Extracted records
____________________

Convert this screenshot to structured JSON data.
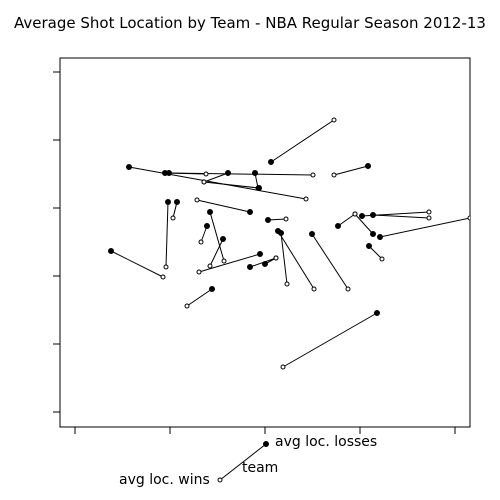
{
  "chart_data": {
    "type": "scatter",
    "title": "Average Shot Location by Team - NBA Regular Season 2012-13",
    "xlabel": "",
    "ylabel": "",
    "grid": false,
    "legend_position": "bottom-center",
    "legend": {
      "losses_label": "avg loc. losses",
      "team_label": "team",
      "wins_label": "avg loc. wins"
    },
    "xlim": [
      0,
      500
    ],
    "ylim": [
      0,
      500
    ],
    "x_ticks": [
      75,
      170,
      265,
      360,
      455
    ],
    "y_ticks": [
      72,
      140,
      208,
      276,
      344,
      412
    ],
    "teams": [
      {
        "losses": [
          271,
          162
        ],
        "wins": [
          334,
          120
        ]
      },
      {
        "losses": [
          129,
          167
        ],
        "wins": [
          306,
          199
        ]
      },
      {
        "losses": [
          165,
          173
        ],
        "wins": [
          206,
          174
        ]
      },
      {
        "losses": [
          169,
          173
        ],
        "wins": [
          313,
          175
        ]
      },
      {
        "losses": [
          228,
          173
        ],
        "wins": [
          204,
          182
        ]
      },
      {
        "losses": [
          255,
          173
        ],
        "wins": [
          258,
          188
        ]
      },
      {
        "losses": [
          368,
          166
        ],
        "wins": [
          334,
          175
        ]
      },
      {
        "losses": [
          259,
          188
        ],
        "wins": [
          204,
          182
        ]
      },
      {
        "losses": [
          168,
          202
        ],
        "wins": [
          166,
          267
        ]
      },
      {
        "losses": [
          177,
          202
        ],
        "wins": [
          173,
          218
        ]
      },
      {
        "losses": [
          250,
          212
        ],
        "wins": [
          197,
          200
        ]
      },
      {
        "losses": [
          268,
          220
        ],
        "wins": [
          286,
          219
        ]
      },
      {
        "losses": [
          210,
          212
        ],
        "wins": [
          224,
          261
        ]
      },
      {
        "losses": [
          207,
          226
        ],
        "wins": [
          201,
          242
        ]
      },
      {
        "losses": [
          223,
          239
        ],
        "wins": [
          210,
          266
        ]
      },
      {
        "losses": [
          338,
          226
        ],
        "wins": [
          355,
          214
        ]
      },
      {
        "losses": [
          362,
          216
        ],
        "wins": [
          429,
          212
        ]
      },
      {
        "losses": [
          373,
          215
        ],
        "wins": [
          429,
          218
        ]
      },
      {
        "losses": [
          380,
          237
        ],
        "wins": [
          470,
          218
        ]
      },
      {
        "losses": [
          278,
          231
        ],
        "wins": [
          314,
          289
        ]
      },
      {
        "losses": [
          281,
          233
        ],
        "wins": [
          287,
          284
        ]
      },
      {
        "losses": [
          373,
          234
        ],
        "wins": [
          355,
          214
        ]
      },
      {
        "losses": [
          369,
          246
        ],
        "wins": [
          382,
          259
        ]
      },
      {
        "losses": [
          312,
          234
        ],
        "wins": [
          348,
          289
        ]
      },
      {
        "losses": [
          111,
          251
        ],
        "wins": [
          163,
          277
        ]
      },
      {
        "losses": [
          260,
          254
        ],
        "wins": [
          199,
          272
        ]
      },
      {
        "losses": [
          250,
          267
        ],
        "wins": [
          276,
          258
        ]
      },
      {
        "losses": [
          265,
          264
        ],
        "wins": [
          276,
          258
        ]
      },
      {
        "losses": [
          212,
          289
        ],
        "wins": [
          187,
          306
        ]
      },
      {
        "losses": [
          377,
          313
        ],
        "wins": [
          283,
          367
        ]
      }
    ]
  }
}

____________________

Quote the data above in full, leaving out the pictures it holds.

Convert this screenshot to structured JSON data.
{
  "chart_data": {
    "type": "scatter",
    "title": "Average Shot Location by Team - NBA Regular Season 2012-13",
    "xlabel": "",
    "ylabel": "",
    "grid": false,
    "legend_position": "bottom-center",
    "legend": {
      "losses_label": "avg loc. losses",
      "team_label": "team",
      "wins_label": "avg loc. wins"
    },
    "xlim": [
      0,
      500
    ],
    "ylim": [
      0,
      500
    ],
    "x_ticks": [
      75,
      170,
      265,
      360,
      455
    ],
    "y_ticks": [
      72,
      140,
      208,
      276,
      344,
      412
    ],
    "teams": [
      {
        "losses": [
          271,
          162
        ],
        "wins": [
          334,
          120
        ]
      },
      {
        "losses": [
          129,
          167
        ],
        "wins": [
          306,
          199
        ]
      },
      {
        "losses": [
          165,
          173
        ],
        "wins": [
          206,
          174
        ]
      },
      {
        "losses": [
          169,
          173
        ],
        "wins": [
          313,
          175
        ]
      },
      {
        "losses": [
          228,
          173
        ],
        "wins": [
          204,
          182
        ]
      },
      {
        "losses": [
          255,
          173
        ],
        "wins": [
          258,
          188
        ]
      },
      {
        "losses": [
          368,
          166
        ],
        "wins": [
          334,
          175
        ]
      },
      {
        "losses": [
          259,
          188
        ],
        "wins": [
          204,
          182
        ]
      },
      {
        "losses": [
          168,
          202
        ],
        "wins": [
          166,
          267
        ]
      },
      {
        "losses": [
          177,
          202
        ],
        "wins": [
          173,
          218
        ]
      },
      {
        "losses": [
          250,
          212
        ],
        "wins": [
          197,
          200
        ]
      },
      {
        "losses": [
          268,
          220
        ],
        "wins": [
          286,
          219
        ]
      },
      {
        "losses": [
          210,
          212
        ],
        "wins": [
          224,
          261
        ]
      },
      {
        "losses": [
          207,
          226
        ],
        "wins": [
          201,
          242
        ]
      },
      {
        "losses": [
          223,
          239
        ],
        "wins": [
          210,
          266
        ]
      },
      {
        "losses": [
          338,
          226
        ],
        "wins": [
          355,
          214
        ]
      },
      {
        "losses": [
          362,
          216
        ],
        "wins": [
          429,
          212
        ]
      },
      {
        "losses": [
          373,
          215
        ],
        "wins": [
          429,
          218
        ]
      },
      {
        "losses": [
          380,
          237
        ],
        "wins": [
          470,
          218
        ]
      },
      {
        "losses": [
          278,
          231
        ],
        "wins": [
          314,
          289
        ]
      },
      {
        "losses": [
          281,
          233
        ],
        "wins": [
          287,
          284
        ]
      },
      {
        "losses": [
          373,
          234
        ],
        "wins": [
          355,
          214
        ]
      },
      {
        "losses": [
          369,
          246
        ],
        "wins": [
          382,
          259
        ]
      },
      {
        "losses": [
          312,
          234
        ],
        "wins": [
          348,
          289
        ]
      },
      {
        "losses": [
          111,
          251
        ],
        "wins": [
          163,
          277
        ]
      },
      {
        "losses": [
          260,
          254
        ],
        "wins": [
          199,
          272
        ]
      },
      {
        "losses": [
          250,
          267
        ],
        "wins": [
          276,
          258
        ]
      },
      {
        "losses": [
          265,
          264
        ],
        "wins": [
          276,
          258
        ]
      },
      {
        "losses": [
          212,
          289
        ],
        "wins": [
          187,
          306
        ]
      },
      {
        "losses": [
          377,
          313
        ],
        "wins": [
          283,
          367
        ]
      }
    ]
  }
}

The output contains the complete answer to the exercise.